Stored items:
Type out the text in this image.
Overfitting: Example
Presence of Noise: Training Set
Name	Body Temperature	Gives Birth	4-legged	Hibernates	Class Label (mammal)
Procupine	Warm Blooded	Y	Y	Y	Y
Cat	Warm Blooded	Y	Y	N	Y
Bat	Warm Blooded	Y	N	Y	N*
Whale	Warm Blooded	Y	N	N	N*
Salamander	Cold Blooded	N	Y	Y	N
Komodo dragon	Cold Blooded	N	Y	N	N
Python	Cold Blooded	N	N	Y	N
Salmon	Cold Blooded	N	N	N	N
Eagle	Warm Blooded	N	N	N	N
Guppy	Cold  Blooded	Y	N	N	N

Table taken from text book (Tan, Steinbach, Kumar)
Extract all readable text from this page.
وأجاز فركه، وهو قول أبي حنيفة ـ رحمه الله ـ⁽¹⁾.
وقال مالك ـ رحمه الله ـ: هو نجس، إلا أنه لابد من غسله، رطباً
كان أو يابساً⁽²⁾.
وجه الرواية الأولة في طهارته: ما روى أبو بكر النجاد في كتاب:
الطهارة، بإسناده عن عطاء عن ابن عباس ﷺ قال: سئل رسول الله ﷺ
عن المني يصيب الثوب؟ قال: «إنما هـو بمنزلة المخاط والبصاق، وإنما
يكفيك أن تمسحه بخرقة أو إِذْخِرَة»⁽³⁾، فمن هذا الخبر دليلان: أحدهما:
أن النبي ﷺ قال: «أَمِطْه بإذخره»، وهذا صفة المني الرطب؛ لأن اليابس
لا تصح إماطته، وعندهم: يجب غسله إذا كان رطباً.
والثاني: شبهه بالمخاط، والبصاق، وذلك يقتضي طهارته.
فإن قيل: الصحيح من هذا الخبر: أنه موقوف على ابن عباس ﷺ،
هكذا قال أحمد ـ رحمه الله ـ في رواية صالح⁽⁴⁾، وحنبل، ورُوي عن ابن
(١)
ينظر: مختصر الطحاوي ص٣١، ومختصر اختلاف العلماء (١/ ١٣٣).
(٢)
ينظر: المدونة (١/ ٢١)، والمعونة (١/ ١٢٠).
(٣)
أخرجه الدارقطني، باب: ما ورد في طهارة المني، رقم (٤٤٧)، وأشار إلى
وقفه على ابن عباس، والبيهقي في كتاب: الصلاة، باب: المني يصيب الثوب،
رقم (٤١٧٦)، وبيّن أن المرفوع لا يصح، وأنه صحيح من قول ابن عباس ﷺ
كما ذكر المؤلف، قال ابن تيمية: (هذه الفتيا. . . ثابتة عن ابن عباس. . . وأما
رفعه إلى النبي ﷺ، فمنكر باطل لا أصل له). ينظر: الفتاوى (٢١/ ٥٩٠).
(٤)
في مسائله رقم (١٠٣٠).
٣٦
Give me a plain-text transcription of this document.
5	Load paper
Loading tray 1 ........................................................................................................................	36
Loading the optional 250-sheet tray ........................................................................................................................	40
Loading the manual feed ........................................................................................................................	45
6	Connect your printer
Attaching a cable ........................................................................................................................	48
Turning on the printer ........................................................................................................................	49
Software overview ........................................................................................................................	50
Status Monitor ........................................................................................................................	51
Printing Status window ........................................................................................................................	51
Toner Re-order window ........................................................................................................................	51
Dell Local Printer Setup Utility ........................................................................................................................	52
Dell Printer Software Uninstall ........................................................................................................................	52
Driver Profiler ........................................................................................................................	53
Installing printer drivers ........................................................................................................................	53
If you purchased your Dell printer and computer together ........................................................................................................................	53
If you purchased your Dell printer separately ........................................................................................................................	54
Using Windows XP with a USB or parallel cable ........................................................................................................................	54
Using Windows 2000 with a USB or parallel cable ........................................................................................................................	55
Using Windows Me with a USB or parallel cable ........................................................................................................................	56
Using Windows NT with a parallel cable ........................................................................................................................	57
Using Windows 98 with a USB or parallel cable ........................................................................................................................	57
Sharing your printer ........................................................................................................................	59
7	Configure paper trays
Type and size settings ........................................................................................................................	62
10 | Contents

WORK TO BE COMPLETED -
Extract every line above containing the word "with".

TASK RESULT -
Using Windows XP with a USB or parallel cable ........................................................................................................................	54
Using Windows 2000 with a USB or parallel cable ........................................................................................................................	55
Using Windows Me with a USB or parallel cable ........................................................................................................................	56
Using Windows NT with a parallel cable ........................................................................................................................	57
Using Windows 98 with a USB or parallel cable ........................................................................................................................	57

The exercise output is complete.